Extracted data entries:
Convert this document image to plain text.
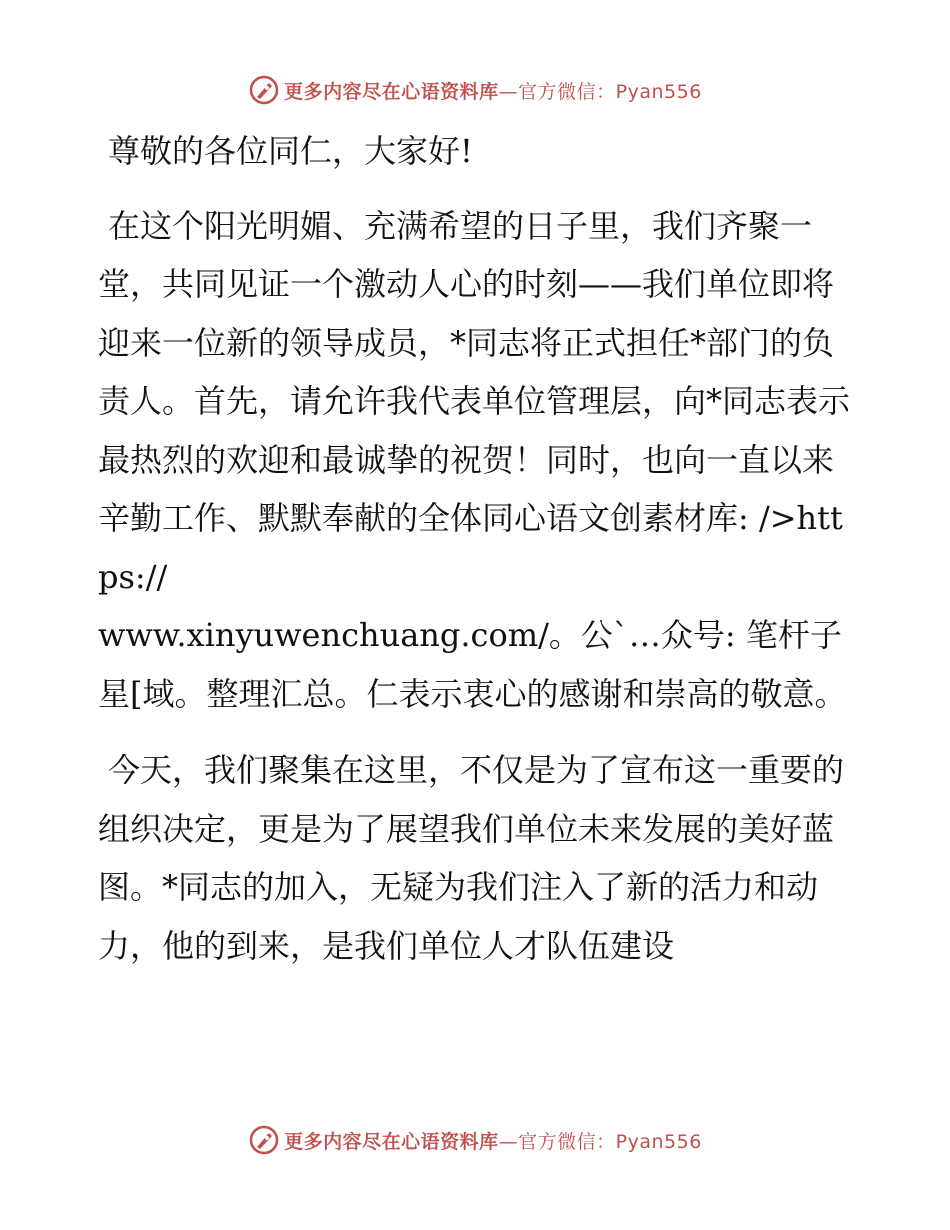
更多内容尽在心语资料库—官方微信：Pyan556

尊敬的各位同仁，大家好!

在这个阳光明媚、充满希望的日子里，我们齐聚一堂，共同见证一个激动人心的时刻——我们单位即将迎来一位新的领导成员，*同志将正式担任*部门的负责人。首先，请允许我代表单位管理层，向*同志表示最热烈的欢迎和最诚挚的祝贺！同时，也向一直以来辛勤工作、默默奉献的全体同心语文创素材库: />https://

www.xinyuwenchuang.com/。公`…众号: 笔杆子星[域。整理汇总。仁表示衷心的感谢和崇高的敬意。

今天，我们聚集在这里，不仅是为了宣布这一重要的组织决定，更是为了展望我们单位未来发展的美好蓝图。*同志的加入，无疑为我们注入了新的活力和动力，他的到来，是我们单位人才队伍建设

更多内容尽在心语资料库—官方微信：Pyan556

Directions:
Quote every entry exactly, with the pictures omitted.

Task response:
Convert this document image to plain text.
更多内容尽在心语资料库—官方微信：Pyan556

尊敬的各位同仁，大家好!

在这个阳光明媚、充满希望的日子里，我们齐聚一堂，共同见证一个激动人心的时刻——我们单位即将迎来一位新的领导成员，*同志将正式担任*部门的负责人。首先，请允许我代表单位管理层，向*同志表示最热烈的欢迎和最诚挚的祝贺！同时，也向一直以来辛勤工作、默默奉献的全体同心语文创素材库: />https://

www.xinyuwenchuang.com/。公`…众号: 笔杆子星[域。整理汇总。仁表示衷心的感谢和崇高的敬意。

今天，我们聚集在这里，不仅是为了宣布这一重要的组织决定，更是为了展望我们单位未来发展的美好蓝图。*同志的加入，无疑为我们注入了新的活力和动力，他的到来，是我们单位人才队伍建设

更多内容尽在心语资料库—官方微信：Pyan556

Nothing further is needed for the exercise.